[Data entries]
········
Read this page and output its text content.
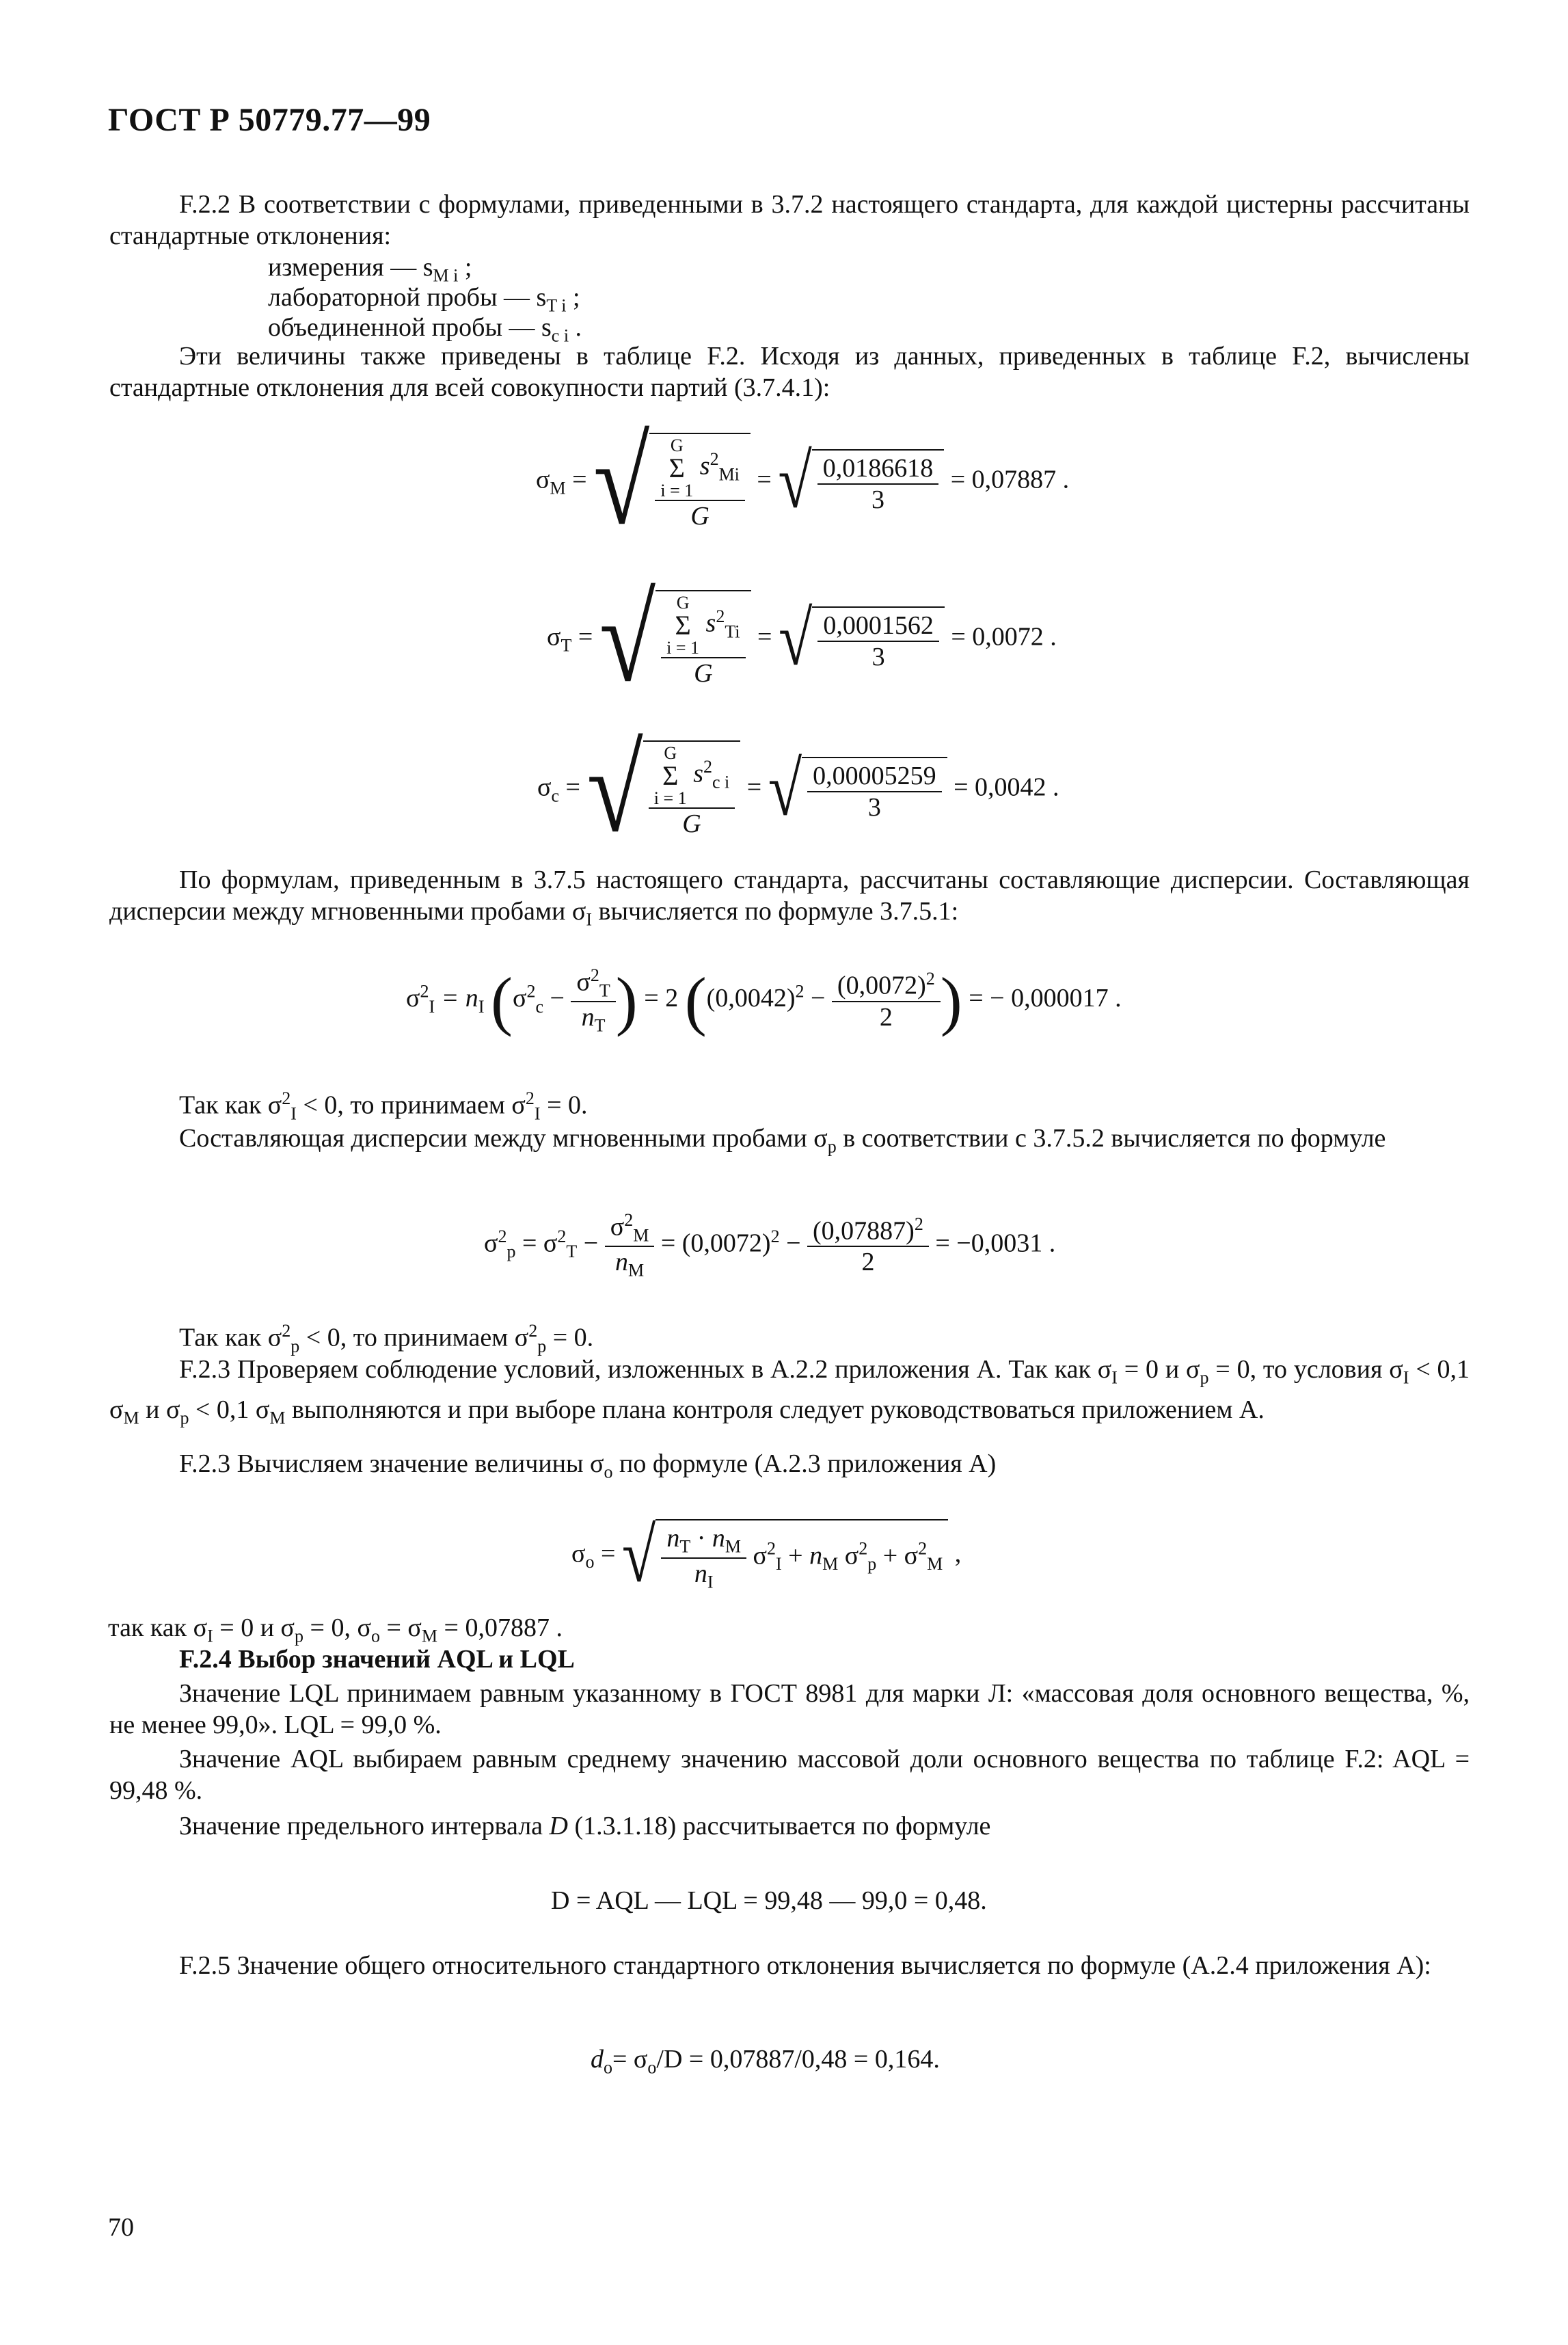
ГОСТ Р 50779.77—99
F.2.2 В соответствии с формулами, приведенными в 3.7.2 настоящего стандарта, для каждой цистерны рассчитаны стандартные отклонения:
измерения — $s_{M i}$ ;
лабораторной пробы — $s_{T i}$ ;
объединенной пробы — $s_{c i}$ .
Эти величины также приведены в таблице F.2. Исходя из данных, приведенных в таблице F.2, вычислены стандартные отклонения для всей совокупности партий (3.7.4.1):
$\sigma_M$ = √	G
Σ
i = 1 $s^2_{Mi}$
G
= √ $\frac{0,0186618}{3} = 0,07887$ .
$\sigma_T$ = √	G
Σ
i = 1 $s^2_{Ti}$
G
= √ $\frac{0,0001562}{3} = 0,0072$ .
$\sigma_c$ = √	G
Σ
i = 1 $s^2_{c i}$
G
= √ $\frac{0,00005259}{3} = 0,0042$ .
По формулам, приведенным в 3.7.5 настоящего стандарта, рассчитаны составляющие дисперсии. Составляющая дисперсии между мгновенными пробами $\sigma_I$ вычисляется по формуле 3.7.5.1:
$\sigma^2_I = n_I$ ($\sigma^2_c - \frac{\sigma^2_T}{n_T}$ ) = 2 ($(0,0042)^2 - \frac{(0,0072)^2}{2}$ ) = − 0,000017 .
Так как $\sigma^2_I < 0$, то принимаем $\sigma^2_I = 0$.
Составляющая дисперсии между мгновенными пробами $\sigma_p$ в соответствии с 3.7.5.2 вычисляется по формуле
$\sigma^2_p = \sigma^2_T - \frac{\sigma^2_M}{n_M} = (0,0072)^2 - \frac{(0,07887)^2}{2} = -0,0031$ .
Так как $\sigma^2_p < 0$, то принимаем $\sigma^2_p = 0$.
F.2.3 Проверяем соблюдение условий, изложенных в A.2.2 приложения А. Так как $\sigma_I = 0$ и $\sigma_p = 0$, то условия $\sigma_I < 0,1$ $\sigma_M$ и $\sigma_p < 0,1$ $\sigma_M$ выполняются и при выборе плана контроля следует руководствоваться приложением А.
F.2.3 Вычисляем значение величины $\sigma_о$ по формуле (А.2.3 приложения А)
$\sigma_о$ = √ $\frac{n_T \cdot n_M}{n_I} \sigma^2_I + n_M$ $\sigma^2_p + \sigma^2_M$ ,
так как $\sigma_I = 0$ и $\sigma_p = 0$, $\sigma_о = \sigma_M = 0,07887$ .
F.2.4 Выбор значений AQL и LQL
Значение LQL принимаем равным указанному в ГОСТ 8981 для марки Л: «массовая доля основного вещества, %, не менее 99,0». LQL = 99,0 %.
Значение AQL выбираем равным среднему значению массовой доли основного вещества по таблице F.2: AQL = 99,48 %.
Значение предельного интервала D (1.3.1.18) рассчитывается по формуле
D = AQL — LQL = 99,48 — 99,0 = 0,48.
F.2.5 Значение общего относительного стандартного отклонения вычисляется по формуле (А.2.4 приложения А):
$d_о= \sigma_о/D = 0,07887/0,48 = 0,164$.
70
········
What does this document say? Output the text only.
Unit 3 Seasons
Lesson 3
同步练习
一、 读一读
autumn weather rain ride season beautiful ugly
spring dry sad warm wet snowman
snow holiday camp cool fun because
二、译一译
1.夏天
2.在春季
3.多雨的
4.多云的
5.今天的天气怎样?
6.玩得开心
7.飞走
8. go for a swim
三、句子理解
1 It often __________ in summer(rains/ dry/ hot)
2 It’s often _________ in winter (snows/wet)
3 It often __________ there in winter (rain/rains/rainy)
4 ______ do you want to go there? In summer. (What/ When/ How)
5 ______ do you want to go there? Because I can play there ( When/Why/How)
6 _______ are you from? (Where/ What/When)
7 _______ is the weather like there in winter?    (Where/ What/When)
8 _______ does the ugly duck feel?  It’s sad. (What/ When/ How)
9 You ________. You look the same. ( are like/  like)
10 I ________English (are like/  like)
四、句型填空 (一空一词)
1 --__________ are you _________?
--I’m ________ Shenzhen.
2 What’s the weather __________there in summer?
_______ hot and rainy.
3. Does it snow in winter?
········
WHAT THIS TASK INVOLVES:
Using the records above, say how many lines include the string "основного". Only the number is wanted.

RESULT OF THIS EXERCISE:
2